# START OF Data extract
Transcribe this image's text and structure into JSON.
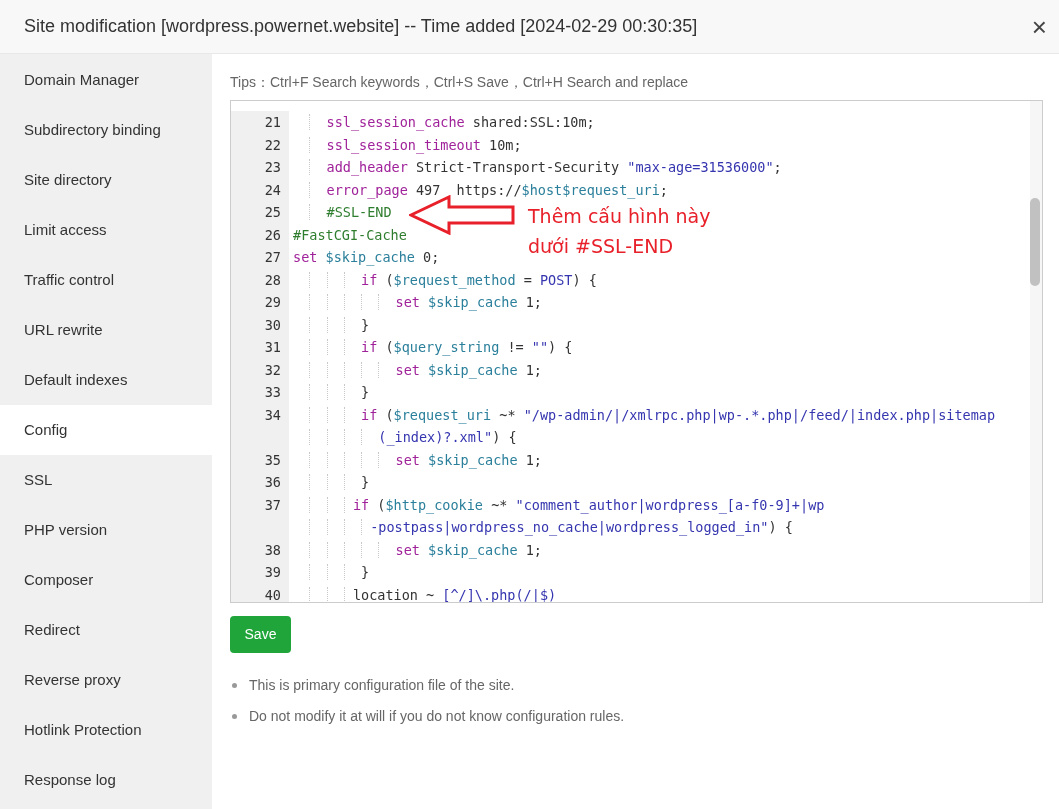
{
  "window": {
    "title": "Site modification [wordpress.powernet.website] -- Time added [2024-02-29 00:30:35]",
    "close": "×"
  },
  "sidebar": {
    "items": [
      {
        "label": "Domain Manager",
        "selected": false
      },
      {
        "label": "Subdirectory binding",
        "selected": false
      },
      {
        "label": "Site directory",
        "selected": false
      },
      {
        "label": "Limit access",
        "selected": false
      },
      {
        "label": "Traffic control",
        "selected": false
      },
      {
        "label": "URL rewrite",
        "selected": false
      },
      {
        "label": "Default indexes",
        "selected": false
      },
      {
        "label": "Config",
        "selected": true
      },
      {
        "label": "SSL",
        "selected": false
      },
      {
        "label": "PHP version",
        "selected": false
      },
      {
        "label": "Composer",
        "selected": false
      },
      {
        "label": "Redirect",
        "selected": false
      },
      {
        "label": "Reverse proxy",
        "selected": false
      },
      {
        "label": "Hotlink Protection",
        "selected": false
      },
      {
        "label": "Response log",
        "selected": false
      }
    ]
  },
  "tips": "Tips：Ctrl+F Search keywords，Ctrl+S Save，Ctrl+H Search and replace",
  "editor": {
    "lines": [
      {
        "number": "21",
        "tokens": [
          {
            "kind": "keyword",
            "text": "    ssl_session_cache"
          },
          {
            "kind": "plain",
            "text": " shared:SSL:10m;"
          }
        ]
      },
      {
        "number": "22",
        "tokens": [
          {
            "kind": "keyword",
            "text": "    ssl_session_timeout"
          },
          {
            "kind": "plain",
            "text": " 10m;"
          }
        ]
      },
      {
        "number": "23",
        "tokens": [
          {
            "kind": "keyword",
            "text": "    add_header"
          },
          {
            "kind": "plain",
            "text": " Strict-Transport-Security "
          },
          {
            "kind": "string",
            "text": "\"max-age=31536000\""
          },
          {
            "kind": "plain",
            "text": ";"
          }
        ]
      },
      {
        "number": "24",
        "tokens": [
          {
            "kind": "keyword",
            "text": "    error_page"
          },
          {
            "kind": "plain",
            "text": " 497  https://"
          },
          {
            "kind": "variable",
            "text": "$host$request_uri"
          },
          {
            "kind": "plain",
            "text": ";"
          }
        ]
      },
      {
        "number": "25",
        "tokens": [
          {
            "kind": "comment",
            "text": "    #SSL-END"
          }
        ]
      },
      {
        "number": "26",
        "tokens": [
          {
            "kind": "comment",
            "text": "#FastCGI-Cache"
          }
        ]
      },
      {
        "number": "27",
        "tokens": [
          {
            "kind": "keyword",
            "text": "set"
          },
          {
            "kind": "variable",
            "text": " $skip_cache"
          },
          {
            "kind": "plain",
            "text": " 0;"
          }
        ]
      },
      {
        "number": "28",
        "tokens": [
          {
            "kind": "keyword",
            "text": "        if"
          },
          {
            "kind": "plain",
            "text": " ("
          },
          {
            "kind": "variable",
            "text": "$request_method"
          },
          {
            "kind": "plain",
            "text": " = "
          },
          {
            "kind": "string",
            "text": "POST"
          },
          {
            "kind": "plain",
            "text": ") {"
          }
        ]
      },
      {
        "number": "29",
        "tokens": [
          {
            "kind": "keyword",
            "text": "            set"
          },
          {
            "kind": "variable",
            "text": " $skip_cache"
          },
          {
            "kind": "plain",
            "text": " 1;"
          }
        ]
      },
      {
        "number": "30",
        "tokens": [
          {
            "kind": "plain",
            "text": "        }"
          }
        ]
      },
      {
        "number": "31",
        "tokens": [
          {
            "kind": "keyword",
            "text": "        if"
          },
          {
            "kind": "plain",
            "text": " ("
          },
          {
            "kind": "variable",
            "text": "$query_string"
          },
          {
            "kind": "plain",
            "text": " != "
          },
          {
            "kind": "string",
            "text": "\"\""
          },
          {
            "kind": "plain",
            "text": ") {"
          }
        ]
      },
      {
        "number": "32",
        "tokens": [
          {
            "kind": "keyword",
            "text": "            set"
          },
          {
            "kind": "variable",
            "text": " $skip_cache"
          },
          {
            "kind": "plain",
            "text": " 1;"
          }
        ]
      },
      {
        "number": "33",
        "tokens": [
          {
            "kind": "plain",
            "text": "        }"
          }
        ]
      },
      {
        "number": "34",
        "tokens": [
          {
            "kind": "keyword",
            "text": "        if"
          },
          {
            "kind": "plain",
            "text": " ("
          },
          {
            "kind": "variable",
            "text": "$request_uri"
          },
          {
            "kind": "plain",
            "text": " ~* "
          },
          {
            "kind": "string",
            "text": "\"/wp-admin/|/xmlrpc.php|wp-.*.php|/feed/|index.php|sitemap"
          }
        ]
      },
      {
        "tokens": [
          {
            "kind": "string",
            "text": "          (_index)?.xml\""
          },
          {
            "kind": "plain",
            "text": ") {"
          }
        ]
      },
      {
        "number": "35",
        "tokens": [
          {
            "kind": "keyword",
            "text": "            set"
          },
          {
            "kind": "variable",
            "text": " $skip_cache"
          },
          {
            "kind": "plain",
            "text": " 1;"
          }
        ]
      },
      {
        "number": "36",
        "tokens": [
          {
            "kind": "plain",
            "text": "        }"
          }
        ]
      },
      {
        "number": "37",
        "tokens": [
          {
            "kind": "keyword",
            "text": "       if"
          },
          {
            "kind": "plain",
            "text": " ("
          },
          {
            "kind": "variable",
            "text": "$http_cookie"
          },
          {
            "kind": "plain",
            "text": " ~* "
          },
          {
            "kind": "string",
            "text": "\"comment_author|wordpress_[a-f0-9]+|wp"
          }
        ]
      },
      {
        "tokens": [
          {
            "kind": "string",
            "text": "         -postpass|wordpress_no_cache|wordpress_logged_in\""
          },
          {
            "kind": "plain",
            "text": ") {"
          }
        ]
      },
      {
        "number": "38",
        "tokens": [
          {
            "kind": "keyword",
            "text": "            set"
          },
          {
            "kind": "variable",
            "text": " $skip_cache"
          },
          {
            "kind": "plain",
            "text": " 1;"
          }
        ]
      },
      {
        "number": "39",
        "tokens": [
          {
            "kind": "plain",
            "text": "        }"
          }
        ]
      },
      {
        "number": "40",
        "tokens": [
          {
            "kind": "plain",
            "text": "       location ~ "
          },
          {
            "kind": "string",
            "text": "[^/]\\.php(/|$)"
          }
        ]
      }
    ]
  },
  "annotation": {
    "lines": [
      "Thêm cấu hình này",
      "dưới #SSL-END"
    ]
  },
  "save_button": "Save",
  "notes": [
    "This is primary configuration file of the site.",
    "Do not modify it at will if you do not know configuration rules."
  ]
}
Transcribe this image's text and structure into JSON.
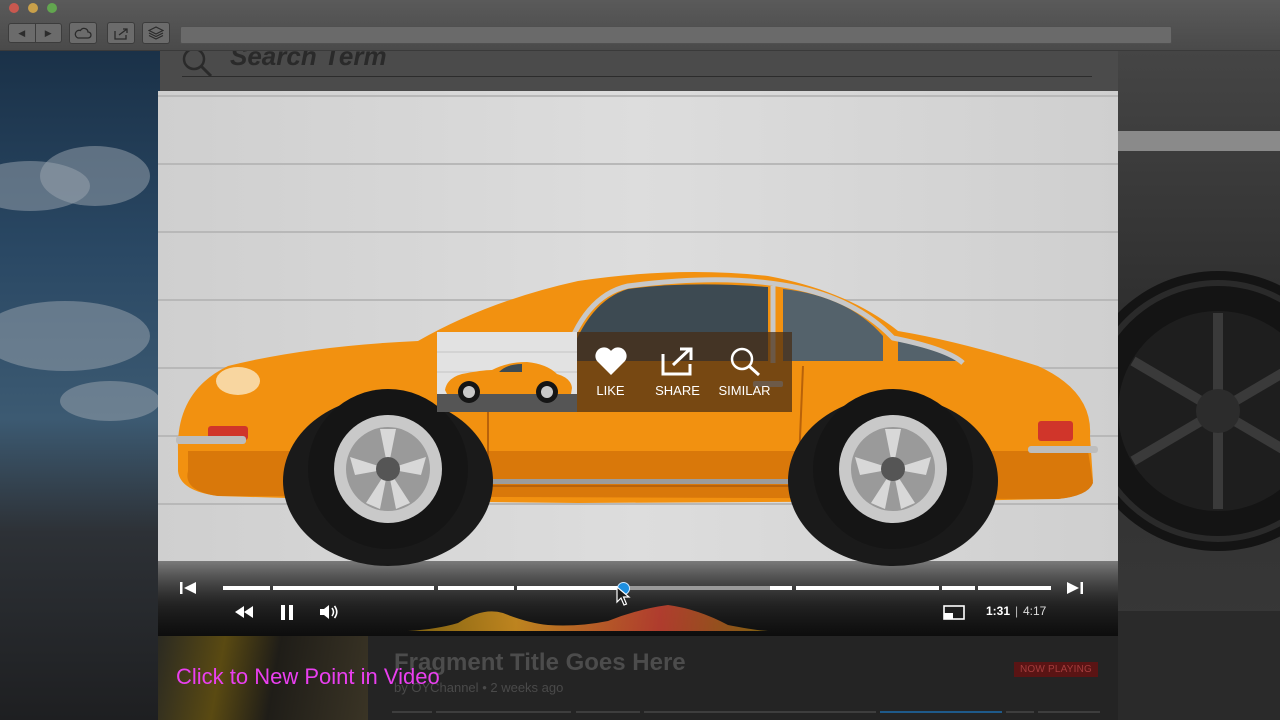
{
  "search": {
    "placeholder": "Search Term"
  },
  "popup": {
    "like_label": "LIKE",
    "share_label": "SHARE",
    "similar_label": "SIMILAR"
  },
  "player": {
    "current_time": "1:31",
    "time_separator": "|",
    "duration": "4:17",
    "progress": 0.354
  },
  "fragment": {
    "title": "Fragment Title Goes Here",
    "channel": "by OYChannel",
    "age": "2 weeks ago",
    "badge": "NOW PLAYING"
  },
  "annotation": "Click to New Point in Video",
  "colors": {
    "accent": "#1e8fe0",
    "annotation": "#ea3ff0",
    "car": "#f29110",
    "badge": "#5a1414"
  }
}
# END OF Data extract
From the entries above, copy every line where the word "configuration" shows up.

Solution:
    "This is primary configuration file of the site.",
    "Do not modify it at will if you do not know configuration rules."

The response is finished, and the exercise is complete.